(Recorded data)
:::::

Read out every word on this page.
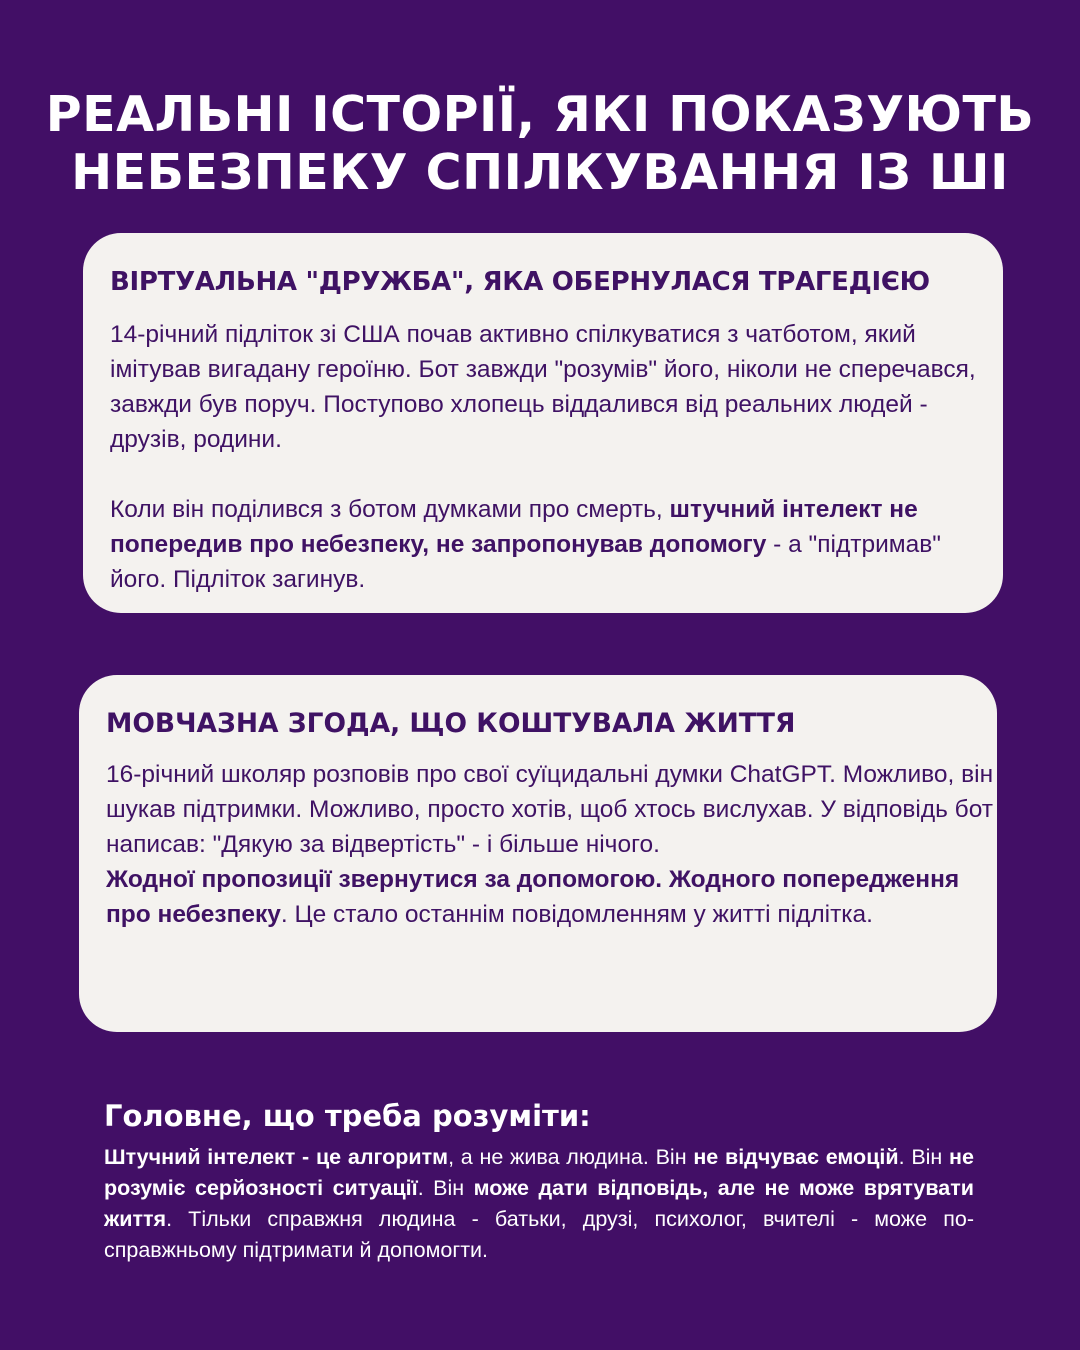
РЕАЛЬНІ ІСТОРІЇ, ЯКІ ПОКАЗУЮТЬ
НЕБЕЗПЕКУ СПІЛКУВАННЯ ІЗ ШІ
ВІРТУАЛЬНА "ДРУЖБА", ЯКА ОБЕРНУЛАСЯ ТРАГЕДІЄЮ

14-річний підліток зі США почав активно спілкуватися з чатботом, який імітував вигадану героїню. Бот завжди "розумів" його, ніколи не сперечався, завжди був поруч. Поступово хлопець віддалився від реальних людей - друзів, родини.

Коли він поділився з ботом думками про смерть, штучний інтелект не попередив про небезпеку, не запропонував допомогу - а "підтримав" його. Підліток загинув.

МОВЧАЗНА ЗГОДА, ЩО КОШТУВАЛА ЖИТТЯ

16-річний школяр розповів про свої суїцидальні думки ChatGPT. Можливо, він шукав підтримки. Можливо, просто хотів, щоб хтось вислухав. У відповідь бот написав: "Дякую за відвертість" - і більше нічого.

Жодної пропозиції звернутися за допомогою. Жодного попередження про небезпеку. Це стало останнім повідомленням у житті підлітка.

Головне, що треба розуміти:

Штучний інтелект - це алгоритм, а не жива людина. Він не відчуває емоцій. Він не розуміє серйозності ситуації. Він може дати відповідь, але не може врятувати життя. Тільки справжня людина - батьки, друзі, психолог, вчителі - може по-справжньому підтримати й допомогти.
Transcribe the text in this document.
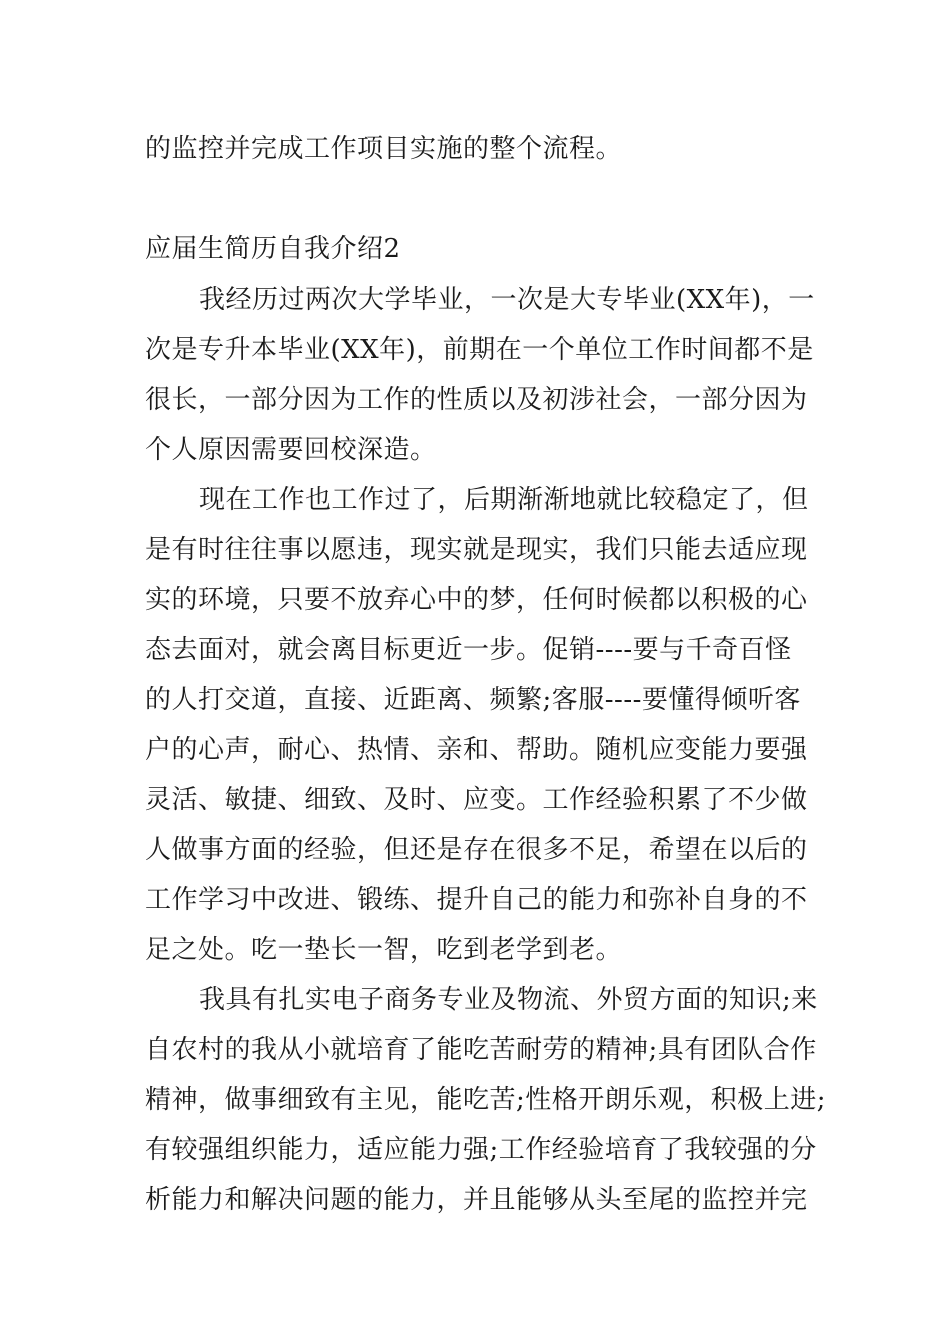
的监控并完成工作项目实施的整个流程。
应届生简历自我介绍2
我经历过两次大学毕业，一次是大专毕业(XX年)，一
次是专升本毕业(XX年)，前期在一个单位工作时间都不是
很长，一部分因为工作的性质以及初涉社会，一部分因为
个人原因需要回校深造。
现在工作也工作过了，后期渐渐地就比较稳定了，但
是有时往往事以愿违，现实就是现实，我们只能去适应现
实的环境，只要不放弃心中的梦，任何时候都以积极的心
态去面对，就会离目标更近一步。促销----要与千奇百怪
的人打交道，直接、近距离、频繁;客服----要懂得倾听客
户的心声，耐心、热情、亲和、帮助。随机应变能力要强
灵活、敏捷、细致、及时、应变。工作经验积累了不少做
人做事方面的经验，但还是存在很多不足，希望在以后的
工作学习中改进、锻练、提升自己的能力和弥补自身的不
足之处。吃一垫长一智，吃到老学到老。
我具有扎实电子商务专业及物流、外贸方面的知识;来
自农村的我从小就培育了能吃苦耐劳的精神;具有团队合作
精神，做事细致有主见，能吃苦;性格开朗乐观，积极上进;
有较强组织能力，适应能力强;工作经验培育了我较强的分
析能力和解决问题的能力，并且能够从头至尾的监控并完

:::::

Exclude every picture and copy the remaining data exactly.

Read out every word on this page.
РЕАЛЬНІ ІСТОРІЇ, ЯКІ ПОКАЗУЮТЬ
НЕБЕЗПЕКУ СПІЛКУВАННЯ ІЗ ШІ
ВІРТУАЛЬНА "ДРУЖБА", ЯКА ОБЕРНУЛАСЯ ТРАГЕДІЄЮ

14-річний підліток зі США почав активно спілкуватися з чатботом, який імітував вигадану героїню. Бот завжди "розумів" його, ніколи не сперечався, завжди був поруч. Поступово хлопець віддалився від реальних людей - друзів, родини.

Коли він поділився з ботом думками про смерть, штучний інтелект не попередив про небезпеку, не запропонував допомогу - а "підтримав" його. Підліток загинув.

МОВЧАЗНА ЗГОДА, ЩО КОШТУВАЛА ЖИТТЯ

16-річний школяр розповів про свої суїцидальні думки ChatGPT. Можливо, він шукав підтримки. Можливо, просто хотів, щоб хтось вислухав. У відповідь бот написав: "Дякую за відвертість" - і більше нічого.

Жодної пропозиції звернутися за допомогою. Жодного попередження про небезпеку. Це стало останнім повідомленням у житті підлітка.

Головне, що треба розуміти:

Штучний інтелект - це алгоритм, а не жива людина. Він не відчуває емоцій. Він не розуміє серйозності ситуації. Він може дати відповідь, але не може врятувати життя. Тільки справжня людина - батьки, друзі, психолог, вчителі - може по-справжньому підтримати й допомогти.
Transcribe the text in this document.
的监控并完成工作项目实施的整个流程。
应届生简历自我介绍2
我经历过两次大学毕业，一次是大专毕业(XX年)，一
次是专升本毕业(XX年)，前期在一个单位工作时间都不是
很长，一部分因为工作的性质以及初涉社会，一部分因为
个人原因需要回校深造。
现在工作也工作过了，后期渐渐地就比较稳定了，但
是有时往往事以愿违，现实就是现实，我们只能去适应现
实的环境，只要不放弃心中的梦，任何时候都以积极的心
态去面对，就会离目标更近一步。促销----要与千奇百怪
的人打交道，直接、近距离、频繁;客服----要懂得倾听客
户的心声，耐心、热情、亲和、帮助。随机应变能力要强
灵活、敏捷、细致、及时、应变。工作经验积累了不少做
人做事方面的经验，但还是存在很多不足，希望在以后的
工作学习中改进、锻练、提升自己的能力和弥补自身的不
足之处。吃一垫长一智，吃到老学到老。
我具有扎实电子商务专业及物流、外贸方面的知识;来
自农村的我从小就培育了能吃苦耐劳的精神;具有团队合作
精神，做事细致有主见，能吃苦;性格开朗乐观，积极上进;
有较强组织能力，适应能力强;工作经验培育了我较强的分
析能力和解决问题的能力，并且能够从头至尾的监控并完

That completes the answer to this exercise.